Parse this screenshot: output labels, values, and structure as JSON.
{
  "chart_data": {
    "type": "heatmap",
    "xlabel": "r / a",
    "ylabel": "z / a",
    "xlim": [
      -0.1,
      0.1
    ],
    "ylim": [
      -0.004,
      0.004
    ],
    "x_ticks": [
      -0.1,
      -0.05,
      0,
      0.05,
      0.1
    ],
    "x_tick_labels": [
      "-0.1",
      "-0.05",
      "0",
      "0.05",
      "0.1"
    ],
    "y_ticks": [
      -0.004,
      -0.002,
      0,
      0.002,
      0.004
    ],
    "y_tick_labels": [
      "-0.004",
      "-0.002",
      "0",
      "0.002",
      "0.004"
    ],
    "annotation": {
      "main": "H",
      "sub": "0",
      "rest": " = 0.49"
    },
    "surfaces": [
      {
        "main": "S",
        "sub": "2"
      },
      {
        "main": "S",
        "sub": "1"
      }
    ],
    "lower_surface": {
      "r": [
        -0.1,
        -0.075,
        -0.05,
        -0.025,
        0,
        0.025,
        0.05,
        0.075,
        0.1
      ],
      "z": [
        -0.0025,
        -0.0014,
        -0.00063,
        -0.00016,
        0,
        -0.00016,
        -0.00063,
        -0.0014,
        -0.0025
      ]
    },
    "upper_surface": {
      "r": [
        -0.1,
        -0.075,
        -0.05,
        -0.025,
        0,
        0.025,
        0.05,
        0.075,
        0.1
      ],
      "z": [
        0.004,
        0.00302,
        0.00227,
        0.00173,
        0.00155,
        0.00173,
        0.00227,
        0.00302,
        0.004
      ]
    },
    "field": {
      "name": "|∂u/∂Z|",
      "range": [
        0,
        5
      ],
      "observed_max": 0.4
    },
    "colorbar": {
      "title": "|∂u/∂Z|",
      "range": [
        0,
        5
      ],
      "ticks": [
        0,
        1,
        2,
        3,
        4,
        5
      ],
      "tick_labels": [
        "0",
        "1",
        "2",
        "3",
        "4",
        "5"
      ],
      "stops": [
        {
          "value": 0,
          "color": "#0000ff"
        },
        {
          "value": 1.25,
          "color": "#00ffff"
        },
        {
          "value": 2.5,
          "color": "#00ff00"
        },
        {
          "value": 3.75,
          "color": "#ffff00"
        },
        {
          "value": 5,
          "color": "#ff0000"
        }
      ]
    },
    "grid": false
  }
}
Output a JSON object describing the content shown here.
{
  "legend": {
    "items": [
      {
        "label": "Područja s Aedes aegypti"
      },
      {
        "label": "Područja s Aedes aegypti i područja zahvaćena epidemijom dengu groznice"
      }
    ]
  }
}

# TO DO
Set down all of the data above, word for word.

# FULL RESPONSE
Parse this screenshot: output labels, values, and structure as JSON.
{
  "chart_data": {
    "type": "heatmap",
    "xlabel": "r / a",
    "ylabel": "z / a",
    "xlim": [
      -0.1,
      0.1
    ],
    "ylim": [
      -0.004,
      0.004
    ],
    "x_ticks": [
      -0.1,
      -0.05,
      0,
      0.05,
      0.1
    ],
    "x_tick_labels": [
      "-0.1",
      "-0.05",
      "0",
      "0.05",
      "0.1"
    ],
    "y_ticks": [
      -0.004,
      -0.002,
      0,
      0.002,
      0.004
    ],
    "y_tick_labels": [
      "-0.004",
      "-0.002",
      "0",
      "0.002",
      "0.004"
    ],
    "annotation": {
      "main": "H",
      "sub": "0",
      "rest": " = 0.49"
    },
    "surfaces": [
      {
        "main": "S",
        "sub": "2"
      },
      {
        "main": "S",
        "sub": "1"
      }
    ],
    "lower_surface": {
      "r": [
        -0.1,
        -0.075,
        -0.05,
        -0.025,
        0,
        0.025,
        0.05,
        0.075,
        0.1
      ],
      "z": [
        -0.0025,
        -0.0014,
        -0.00063,
        -0.00016,
        0,
        -0.00016,
        -0.00063,
        -0.0014,
        -0.0025
      ]
    },
    "upper_surface": {
      "r": [
        -0.1,
        -0.075,
        -0.05,
        -0.025,
        0,
        0.025,
        0.05,
        0.075,
        0.1
      ],
      "z": [
        0.004,
        0.00302,
        0.00227,
        0.00173,
        0.00155,
        0.00173,
        0.00227,
        0.00302,
        0.004
      ]
    },
    "field": {
      "name": "|∂u/∂Z|",
      "range": [
        0,
        5
      ],
      "observed_max": 0.4
    },
    "colorbar": {
      "title": "|∂u/∂Z|",
      "range": [
        0,
        5
      ],
      "ticks": [
        0,
        1,
        2,
        3,
        4,
        5
      ],
      "tick_labels": [
        "0",
        "1",
        "2",
        "3",
        "4",
        "5"
      ],
      "stops": [
        {
          "value": 0,
          "color": "#0000ff"
        },
        {
          "value": 1.25,
          "color": "#00ffff"
        },
        {
          "value": 2.5,
          "color": "#00ff00"
        },
        {
          "value": 3.75,
          "color": "#ffff00"
        },
        {
          "value": 5,
          "color": "#ff0000"
        }
      ]
    },
    "grid": false
  }
}
Output a JSON object describing the content shown here.
{
  "legend": {
    "items": [
      {
        "label": "Područja s Aedes aegypti"
      },
      {
        "label": "Područja s Aedes aegypti i područja zahvaćena epidemijom dengu groznice"
      }
    ]
  }
}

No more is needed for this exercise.